* _Task details_:
All of the data goes into your copy exactly as written. Images do not.

* _Stored data_:

--*--

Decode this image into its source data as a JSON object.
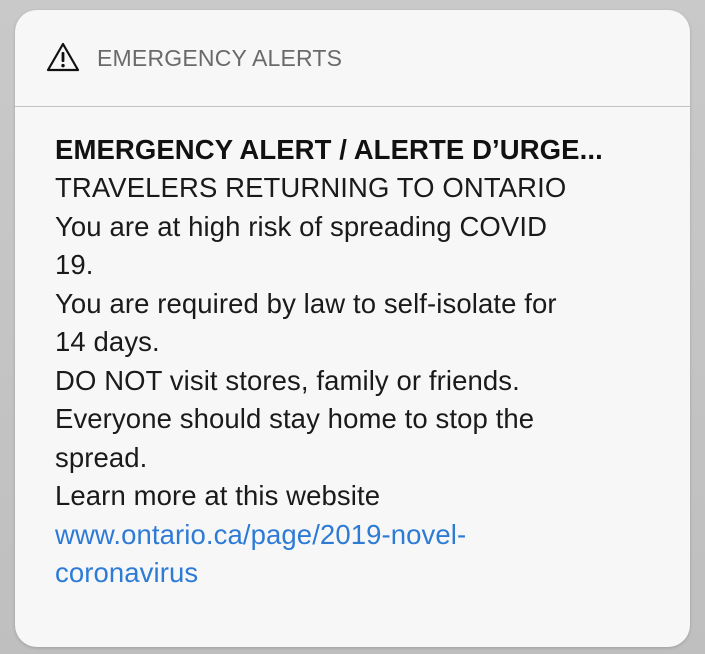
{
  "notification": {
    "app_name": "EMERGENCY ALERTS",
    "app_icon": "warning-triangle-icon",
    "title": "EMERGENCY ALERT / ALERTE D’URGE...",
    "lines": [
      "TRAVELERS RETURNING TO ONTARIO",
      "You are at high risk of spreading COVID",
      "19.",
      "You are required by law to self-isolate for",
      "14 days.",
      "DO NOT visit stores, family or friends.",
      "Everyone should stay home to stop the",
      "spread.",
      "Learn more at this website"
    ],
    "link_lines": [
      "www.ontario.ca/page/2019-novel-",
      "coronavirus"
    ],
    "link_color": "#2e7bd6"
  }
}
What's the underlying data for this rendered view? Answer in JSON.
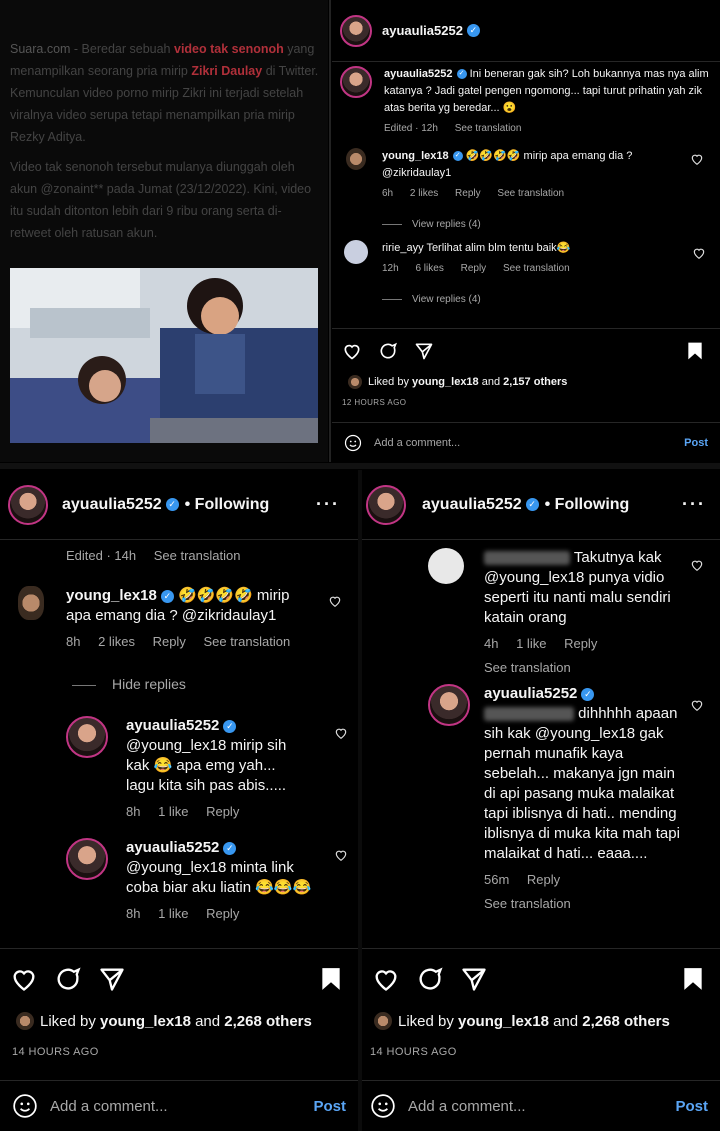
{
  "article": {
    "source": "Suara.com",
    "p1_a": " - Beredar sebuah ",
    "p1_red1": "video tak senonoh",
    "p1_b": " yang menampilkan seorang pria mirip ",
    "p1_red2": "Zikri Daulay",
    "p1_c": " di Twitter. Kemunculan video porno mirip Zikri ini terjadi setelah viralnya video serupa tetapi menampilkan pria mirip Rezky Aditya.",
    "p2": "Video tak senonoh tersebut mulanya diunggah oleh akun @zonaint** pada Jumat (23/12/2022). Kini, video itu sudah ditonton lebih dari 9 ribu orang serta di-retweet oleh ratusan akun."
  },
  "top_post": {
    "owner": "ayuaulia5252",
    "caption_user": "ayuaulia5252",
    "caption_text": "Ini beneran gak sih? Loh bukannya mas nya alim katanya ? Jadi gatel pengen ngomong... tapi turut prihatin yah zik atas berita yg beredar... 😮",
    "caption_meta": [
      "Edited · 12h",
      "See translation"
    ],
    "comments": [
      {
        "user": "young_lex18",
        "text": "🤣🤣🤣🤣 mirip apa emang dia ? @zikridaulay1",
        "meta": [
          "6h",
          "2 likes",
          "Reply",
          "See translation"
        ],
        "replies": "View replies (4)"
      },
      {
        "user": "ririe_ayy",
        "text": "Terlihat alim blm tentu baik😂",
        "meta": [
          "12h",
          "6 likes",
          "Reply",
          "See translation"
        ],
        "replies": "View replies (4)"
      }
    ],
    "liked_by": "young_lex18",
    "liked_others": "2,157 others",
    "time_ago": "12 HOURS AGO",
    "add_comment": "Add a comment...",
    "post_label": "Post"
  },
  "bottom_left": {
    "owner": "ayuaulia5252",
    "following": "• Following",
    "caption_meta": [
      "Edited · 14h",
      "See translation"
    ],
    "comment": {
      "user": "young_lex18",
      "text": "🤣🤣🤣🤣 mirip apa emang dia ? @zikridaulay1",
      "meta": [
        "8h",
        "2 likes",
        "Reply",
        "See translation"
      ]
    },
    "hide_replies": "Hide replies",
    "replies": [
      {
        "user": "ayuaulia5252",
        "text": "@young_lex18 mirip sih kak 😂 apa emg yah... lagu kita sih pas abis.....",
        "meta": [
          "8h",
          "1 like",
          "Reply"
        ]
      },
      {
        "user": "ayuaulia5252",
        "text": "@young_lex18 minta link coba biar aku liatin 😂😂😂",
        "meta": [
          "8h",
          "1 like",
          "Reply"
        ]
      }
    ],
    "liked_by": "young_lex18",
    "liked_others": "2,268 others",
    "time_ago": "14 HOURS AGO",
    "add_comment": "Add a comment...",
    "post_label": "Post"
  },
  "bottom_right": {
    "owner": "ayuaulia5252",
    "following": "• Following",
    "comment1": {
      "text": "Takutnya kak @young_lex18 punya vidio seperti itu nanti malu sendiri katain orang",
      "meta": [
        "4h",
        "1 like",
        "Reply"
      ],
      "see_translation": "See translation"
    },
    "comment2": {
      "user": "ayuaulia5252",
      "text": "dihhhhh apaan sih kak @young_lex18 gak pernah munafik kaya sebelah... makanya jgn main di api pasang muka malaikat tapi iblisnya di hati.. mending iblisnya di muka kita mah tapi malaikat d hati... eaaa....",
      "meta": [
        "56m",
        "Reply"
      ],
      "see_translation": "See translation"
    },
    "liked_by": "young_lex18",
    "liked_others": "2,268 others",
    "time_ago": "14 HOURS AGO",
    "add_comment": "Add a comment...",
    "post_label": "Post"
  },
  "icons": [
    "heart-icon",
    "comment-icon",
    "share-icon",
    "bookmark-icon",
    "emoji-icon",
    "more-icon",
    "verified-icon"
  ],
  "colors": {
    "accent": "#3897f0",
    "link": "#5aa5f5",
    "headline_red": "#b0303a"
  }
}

--*--

* _Result for this exercise_:
Decode this image into its source data as a JSON object.
{
  "notification": {
    "app_name": "EMERGENCY ALERTS",
    "app_icon": "warning-triangle-icon",
    "title": "EMERGENCY ALERT / ALERTE D’URGE...",
    "lines": [
      "TRAVELERS RETURNING TO ONTARIO",
      "You are at high risk of spreading COVID",
      "19.",
      "You are required by law to self-isolate for",
      "14 days.",
      "DO NOT visit stores, family or friends.",
      "Everyone should stay home to stop the",
      "spread.",
      "Learn more at this website"
    ],
    "link_lines": [
      "www.ontario.ca/page/2019-novel-",
      "coronavirus"
    ],
    "link_color": "#2e7bd6"
  }
}
What's the underlying data for this rendered view? Answer in JSON.
{
  "article": {
    "source": "Suara.com",
    "p1_a": " - Beredar sebuah ",
    "p1_red1": "video tak senonoh",
    "p1_b": " yang menampilkan seorang pria mirip ",
    "p1_red2": "Zikri Daulay",
    "p1_c": " di Twitter. Kemunculan video porno mirip Zikri ini terjadi setelah viralnya video serupa tetapi menampilkan pria mirip Rezky Aditya.",
    "p2": "Video tak senonoh tersebut mulanya diunggah oleh akun @zonaint** pada Jumat (23/12/2022). Kini, video itu sudah ditonton lebih dari 9 ribu orang serta di-retweet oleh ratusan akun."
  },
  "top_post": {
    "owner": "ayuaulia5252",
    "caption_user": "ayuaulia5252",
    "caption_text": "Ini beneran gak sih? Loh bukannya mas nya alim katanya ? Jadi gatel pengen ngomong... tapi turut prihatin yah zik atas berita yg beredar... 😮",
    "caption_meta": [
      "Edited · 12h",
      "See translation"
    ],
    "comments": [
      {
        "user": "young_lex18",
        "text": "🤣🤣🤣🤣 mirip apa emang dia ? @zikridaulay1",
        "meta": [
          "6h",
          "2 likes",
          "Reply",
          "See translation"
        ],
        "replies": "View replies (4)"
      },
      {
        "user": "ririe_ayy",
        "text": "Terlihat alim blm tentu baik😂",
        "meta": [
          "12h",
          "6 likes",
          "Reply",
          "See translation"
        ],
        "replies": "View replies (4)"
      }
    ],
    "liked_by": "young_lex18",
    "liked_others": "2,157 others",
    "time_ago": "12 HOURS AGO",
    "add_comment": "Add a comment...",
    "post_label": "Post"
  },
  "bottom_left": {
    "owner": "ayuaulia5252",
    "following": "• Following",
    "caption_meta": [
      "Edited · 14h",
      "See translation"
    ],
    "comment": {
      "user": "young_lex18",
      "text": "🤣🤣🤣🤣 mirip apa emang dia ? @zikridaulay1",
      "meta": [
        "8h",
        "2 likes",
        "Reply",
        "See translation"
      ]
    },
    "hide_replies": "Hide replies",
    "replies": [
      {
        "user": "ayuaulia5252",
        "text": "@young_lex18 mirip sih kak 😂 apa emg yah... lagu kita sih pas abis.....",
        "meta": [
          "8h",
          "1 like",
          "Reply"
        ]
      },
      {
        "user": "ayuaulia5252",
        "text": "@young_lex18 minta link coba biar aku liatin 😂😂😂",
        "meta": [
          "8h",
          "1 like",
          "Reply"
        ]
      }
    ],
    "liked_by": "young_lex18",
    "liked_others": "2,268 others",
    "time_ago": "14 HOURS AGO",
    "add_comment": "Add a comment...",
    "post_label": "Post"
  },
  "bottom_right": {
    "owner": "ayuaulia5252",
    "following": "• Following",
    "comment1": {
      "text": "Takutnya kak @young_lex18 punya vidio seperti itu nanti malu sendiri katain orang",
      "meta": [
        "4h",
        "1 like",
        "Reply"
      ],
      "see_translation": "See translation"
    },
    "comment2": {
      "user": "ayuaulia5252",
      "text": "dihhhhh apaan sih kak @young_lex18 gak pernah munafik kaya sebelah... makanya jgn main di api pasang muka malaikat tapi iblisnya di hati.. mending iblisnya di muka kita mah tapi malaikat d hati... eaaa....",
      "meta": [
        "56m",
        "Reply"
      ],
      "see_translation": "See translation"
    },
    "liked_by": "young_lex18",
    "liked_others": "2,268 others",
    "time_ago": "14 HOURS AGO",
    "add_comment": "Add a comment...",
    "post_label": "Post"
  },
  "icons": [
    "heart-icon",
    "comment-icon",
    "share-icon",
    "bookmark-icon",
    "emoji-icon",
    "more-icon",
    "verified-icon"
  ],
  "colors": {
    "accent": "#3897f0",
    "link": "#5aa5f5",
    "headline_red": "#b0303a"
  }
}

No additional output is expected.